> **Given exercise**
Copy every line that holds "SDTVAR".
=======
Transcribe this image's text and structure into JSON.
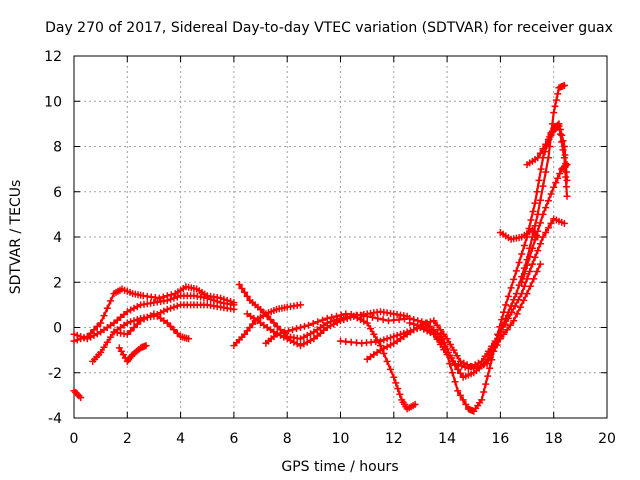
{
  "chart_data": {
    "type": "scatter",
    "title": "Day 270 of 2017, Sidereal Day-to-day VTEC variation (SDTVAR) for receiver guax",
    "xlabel": "GPS time / hours",
    "ylabel": "SDTVAR / TECUs",
    "xlim": [
      0,
      20
    ],
    "ylim": [
      -4,
      12
    ],
    "xticks": [
      0,
      2,
      4,
      6,
      8,
      10,
      12,
      14,
      16,
      18,
      20
    ],
    "yticks": [
      -4,
      -2,
      0,
      2,
      4,
      6,
      8,
      10,
      12
    ],
    "grid": true,
    "marker": "+",
    "color": "#ff0000",
    "series": [
      {
        "name": "trace-1",
        "points": [
          [
            0.0,
            -2.8
          ],
          [
            0.25,
            -3.1
          ]
        ]
      },
      {
        "name": "trace-2",
        "points": [
          [
            0.0,
            -0.6
          ],
          [
            0.5,
            -0.4
          ],
          [
            1.0,
            0.2
          ],
          [
            1.5,
            1.5
          ],
          [
            1.8,
            1.7
          ],
          [
            2.2,
            1.5
          ],
          [
            2.6,
            1.4
          ],
          [
            3.2,
            1.3
          ],
          [
            3.8,
            1.5
          ],
          [
            4.2,
            1.8
          ],
          [
            4.6,
            1.7
          ],
          [
            5.0,
            1.4
          ],
          [
            5.5,
            1.3
          ],
          [
            6.0,
            1.1
          ]
        ]
      },
      {
        "name": "trace-3",
        "points": [
          [
            0.0,
            -0.3
          ],
          [
            0.5,
            -0.5
          ],
          [
            1.0,
            -0.2
          ],
          [
            1.5,
            0.2
          ],
          [
            2.0,
            0.7
          ],
          [
            2.5,
            1.0
          ],
          [
            3.0,
            1.1
          ],
          [
            3.5,
            1.2
          ],
          [
            4.0,
            1.4
          ],
          [
            4.5,
            1.4
          ],
          [
            5.0,
            1.3
          ],
          [
            5.5,
            1.1
          ],
          [
            6.0,
            1.0
          ]
        ]
      },
      {
        "name": "trace-4",
        "points": [
          [
            0.7,
            -1.5
          ],
          [
            1.0,
            -1.1
          ],
          [
            1.5,
            -0.2
          ],
          [
            2.0,
            0.2
          ],
          [
            2.5,
            0.4
          ],
          [
            3.0,
            0.5
          ],
          [
            3.5,
            0.8
          ],
          [
            4.0,
            1.0
          ],
          [
            4.5,
            1.0
          ],
          [
            5.0,
            1.0
          ],
          [
            5.5,
            0.9
          ],
          [
            6.0,
            0.8
          ]
        ]
      },
      {
        "name": "trace-5",
        "points": [
          [
            1.5,
            -0.2
          ],
          [
            2.0,
            -0.3
          ],
          [
            2.5,
            0.3
          ],
          [
            3.0,
            0.6
          ],
          [
            3.5,
            0.2
          ],
          [
            4.0,
            -0.4
          ],
          [
            4.3,
            -0.5
          ]
        ]
      },
      {
        "name": "trace-6",
        "points": [
          [
            1.7,
            -0.9
          ],
          [
            2.0,
            -1.5
          ],
          [
            2.2,
            -1.2
          ],
          [
            2.5,
            -0.9
          ],
          [
            2.7,
            -0.8
          ]
        ]
      },
      {
        "name": "trace-7",
        "points": [
          [
            6.0,
            -0.8
          ],
          [
            6.4,
            -0.3
          ],
          [
            6.8,
            0.3
          ],
          [
            7.2,
            0.6
          ],
          [
            7.6,
            0.8
          ],
          [
            8.0,
            0.9
          ],
          [
            8.5,
            1.0
          ]
        ]
      },
      {
        "name": "trace-8",
        "points": [
          [
            6.2,
            1.9
          ],
          [
            6.6,
            1.2
          ],
          [
            7.0,
            0.8
          ],
          [
            7.5,
            0.2
          ],
          [
            8.0,
            -0.4
          ],
          [
            8.5,
            -0.5
          ],
          [
            9.0,
            -0.2
          ],
          [
            9.5,
            0.2
          ],
          [
            10.0,
            0.4
          ],
          [
            10.5,
            0.5
          ],
          [
            11.0,
            0.6
          ],
          [
            11.5,
            0.7
          ],
          [
            12.0,
            0.6
          ],
          [
            12.5,
            0.5
          ]
        ]
      },
      {
        "name": "trace-9",
        "points": [
          [
            6.5,
            0.6
          ],
          [
            7.0,
            0.2
          ],
          [
            7.5,
            -0.2
          ],
          [
            8.0,
            -0.5
          ],
          [
            8.5,
            -0.8
          ],
          [
            9.0,
            -0.5
          ],
          [
            9.5,
            0.0
          ],
          [
            10.0,
            0.3
          ],
          [
            10.5,
            0.5
          ],
          [
            11.0,
            0.2
          ],
          [
            11.5,
            -0.8
          ],
          [
            12.0,
            -2.2
          ],
          [
            12.3,
            -3.2
          ],
          [
            12.5,
            -3.6
          ],
          [
            12.8,
            -3.4
          ]
        ]
      },
      {
        "name": "trace-10",
        "points": [
          [
            7.2,
            -0.7
          ],
          [
            7.6,
            -0.3
          ],
          [
            8.2,
            -0.1
          ],
          [
            8.8,
            0.1
          ],
          [
            9.5,
            0.4
          ],
          [
            10.2,
            0.6
          ],
          [
            11.0,
            0.5
          ],
          [
            11.8,
            0.3
          ],
          [
            12.6,
            0.4
          ],
          [
            13.2,
            0.2
          ],
          [
            13.8,
            -0.4
          ],
          [
            14.2,
            -1.5
          ],
          [
            14.6,
            -2.2
          ],
          [
            15.0,
            -2.0
          ],
          [
            15.4,
            -1.6
          ],
          [
            15.8,
            -0.8
          ],
          [
            16.2,
            0.4
          ],
          [
            16.6,
            1.5
          ],
          [
            17.0,
            3.0
          ],
          [
            17.4,
            5.0
          ],
          [
            17.8,
            7.5
          ],
          [
            18.0,
            9.5
          ],
          [
            18.2,
            10.6
          ],
          [
            18.4,
            10.7
          ]
        ]
      },
      {
        "name": "trace-11",
        "points": [
          [
            10.0,
            -0.6
          ],
          [
            10.8,
            -0.7
          ],
          [
            11.5,
            -0.6
          ],
          [
            12.0,
            -0.4
          ],
          [
            12.5,
            -0.2
          ],
          [
            13.0,
            0.0
          ],
          [
            13.5,
            -0.3
          ],
          [
            14.0,
            -1.2
          ],
          [
            14.4,
            -2.8
          ],
          [
            14.8,
            -3.6
          ],
          [
            15.0,
            -3.7
          ],
          [
            15.3,
            -3.2
          ],
          [
            15.6,
            -1.8
          ],
          [
            15.9,
            -0.3
          ],
          [
            16.2,
            1.0
          ],
          [
            16.6,
            2.5
          ],
          [
            17.0,
            4.0
          ],
          [
            17.3,
            5.5
          ],
          [
            17.6,
            7.5
          ],
          [
            17.9,
            8.6
          ],
          [
            18.2,
            8.9
          ],
          [
            18.4,
            7.5
          ],
          [
            18.5,
            5.8
          ]
        ]
      },
      {
        "name": "trace-12",
        "points": [
          [
            11.0,
            -1.4
          ],
          [
            11.5,
            -1.0
          ],
          [
            12.0,
            -0.7
          ],
          [
            12.5,
            -0.3
          ],
          [
            13.0,
            0.1
          ],
          [
            13.5,
            0.3
          ],
          [
            14.0,
            -0.5
          ],
          [
            14.5,
            -1.5
          ],
          [
            15.0,
            -1.8
          ],
          [
            15.5,
            -1.6
          ],
          [
            16.0,
            -0.5
          ],
          [
            16.5,
            0.3
          ],
          [
            17.0,
            1.5
          ],
          [
            17.5,
            2.8
          ]
        ]
      },
      {
        "name": "trace-13",
        "points": [
          [
            12.6,
            0.2
          ],
          [
            13.2,
            0.0
          ],
          [
            13.8,
            -0.6
          ],
          [
            14.3,
            -1.6
          ],
          [
            14.8,
            -1.8
          ],
          [
            15.3,
            -1.5
          ],
          [
            15.8,
            -0.6
          ],
          [
            16.3,
            0.4
          ],
          [
            16.8,
            1.5
          ],
          [
            17.2,
            2.8
          ],
          [
            17.6,
            4.0
          ],
          [
            18.0,
            4.8
          ],
          [
            18.4,
            4.6
          ]
        ]
      },
      {
        "name": "trace-14",
        "points": [
          [
            16.0,
            4.2
          ],
          [
            16.4,
            3.9
          ],
          [
            16.8,
            4.0
          ],
          [
            17.2,
            4.3
          ],
          [
            17.4,
            4.0
          ]
        ]
      },
      {
        "name": "trace-15",
        "points": [
          [
            17.0,
            7.2
          ],
          [
            17.4,
            7.5
          ],
          [
            17.8,
            8.3
          ],
          [
            18.0,
            8.8
          ],
          [
            18.2,
            9.0
          ],
          [
            18.4,
            8.0
          ],
          [
            18.5,
            6.5
          ]
        ]
      },
      {
        "name": "trace-16",
        "points": [
          [
            16.8,
            2.0
          ],
          [
            17.2,
            3.5
          ],
          [
            17.6,
            5.0
          ],
          [
            18.0,
            6.2
          ],
          [
            18.3,
            7.0
          ],
          [
            18.5,
            7.2
          ]
        ]
      }
    ]
  }
}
=======
> **Correct result**
    "title": "Day 270 of 2017, Sidereal Day-to-day VTEC variation (SDTVAR) for receiver guax",
    "ylabel": "SDTVAR / TECUs",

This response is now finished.